EXERCISE DESCRIPTION:
Reproduce all the entries exactly and keep the pictures out.

RECORDS FOR THIS EXERCISE:
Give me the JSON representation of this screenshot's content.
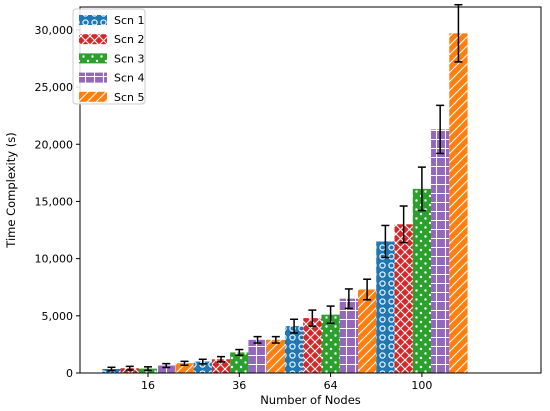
{
  "chart_data": {
    "type": "bar",
    "title": "",
    "xlabel": "Number of Nodes",
    "ylabel": "Time Complexity (s)",
    "categories": [
      "16",
      "36",
      "64",
      "100"
    ],
    "ylim": [
      0,
      32000
    ],
    "yticks": [
      0,
      5000,
      10000,
      15000,
      20000,
      25000,
      30000
    ],
    "ytick_labels": [
      "0",
      "5,000",
      "10,000",
      "15,000",
      "20,000",
      "25,000",
      "30,000"
    ],
    "grid": false,
    "legend_position": "top-left",
    "series": [
      {
        "name": "Scn 1",
        "color": "#1f77b4",
        "pattern": "circles",
        "values": [
          350,
          1000,
          4100,
          11500
        ],
        "errors": [
          150,
          200,
          600,
          1400
        ]
      },
      {
        "name": "Scn 2",
        "color": "#d62728",
        "pattern": "crosshatch",
        "values": [
          420,
          1200,
          4800,
          13000
        ],
        "errors": [
          160,
          230,
          700,
          1600
        ]
      },
      {
        "name": "Scn 3",
        "color": "#2ca02c",
        "pattern": "dots",
        "values": [
          380,
          1800,
          5100,
          16100
        ],
        "errors": [
          160,
          250,
          750,
          1900
        ]
      },
      {
        "name": "Scn 4",
        "color": "#9467bd",
        "pattern": "grid",
        "values": [
          650,
          2900,
          6500,
          21300
        ],
        "errors": [
          170,
          280,
          850,
          2100
        ]
      },
      {
        "name": "Scn 5",
        "color": "#ff7f0e",
        "pattern": "diagonal",
        "values": [
          850,
          2900,
          7300,
          29700
        ],
        "errors": [
          170,
          280,
          900,
          2500
        ]
      }
    ]
  }
}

WRITTEN REPLY:
Give me the JSON representation of this screenshot's content.
{
  "chart_data": {
    "type": "bar",
    "title": "",
    "xlabel": "Number of Nodes",
    "ylabel": "Time Complexity (s)",
    "categories": [
      "16",
      "36",
      "64",
      "100"
    ],
    "ylim": [
      0,
      32000
    ],
    "yticks": [
      0,
      5000,
      10000,
      15000,
      20000,
      25000,
      30000
    ],
    "ytick_labels": [
      "0",
      "5,000",
      "10,000",
      "15,000",
      "20,000",
      "25,000",
      "30,000"
    ],
    "grid": false,
    "legend_position": "top-left",
    "series": [
      {
        "name": "Scn 1",
        "color": "#1f77b4",
        "pattern": "circles",
        "values": [
          350,
          1000,
          4100,
          11500
        ],
        "errors": [
          150,
          200,
          600,
          1400
        ]
      },
      {
        "name": "Scn 2",
        "color": "#d62728",
        "pattern": "crosshatch",
        "values": [
          420,
          1200,
          4800,
          13000
        ],
        "errors": [
          160,
          230,
          700,
          1600
        ]
      },
      {
        "name": "Scn 3",
        "color": "#2ca02c",
        "pattern": "dots",
        "values": [
          380,
          1800,
          5100,
          16100
        ],
        "errors": [
          160,
          250,
          750,
          1900
        ]
      },
      {
        "name": "Scn 4",
        "color": "#9467bd",
        "pattern": "grid",
        "values": [
          650,
          2900,
          6500,
          21300
        ],
        "errors": [
          170,
          280,
          850,
          2100
        ]
      },
      {
        "name": "Scn 5",
        "color": "#ff7f0e",
        "pattern": "diagonal",
        "values": [
          850,
          2900,
          7300,
          29700
        ],
        "errors": [
          170,
          280,
          900,
          2500
        ]
      }
    ]
  }
}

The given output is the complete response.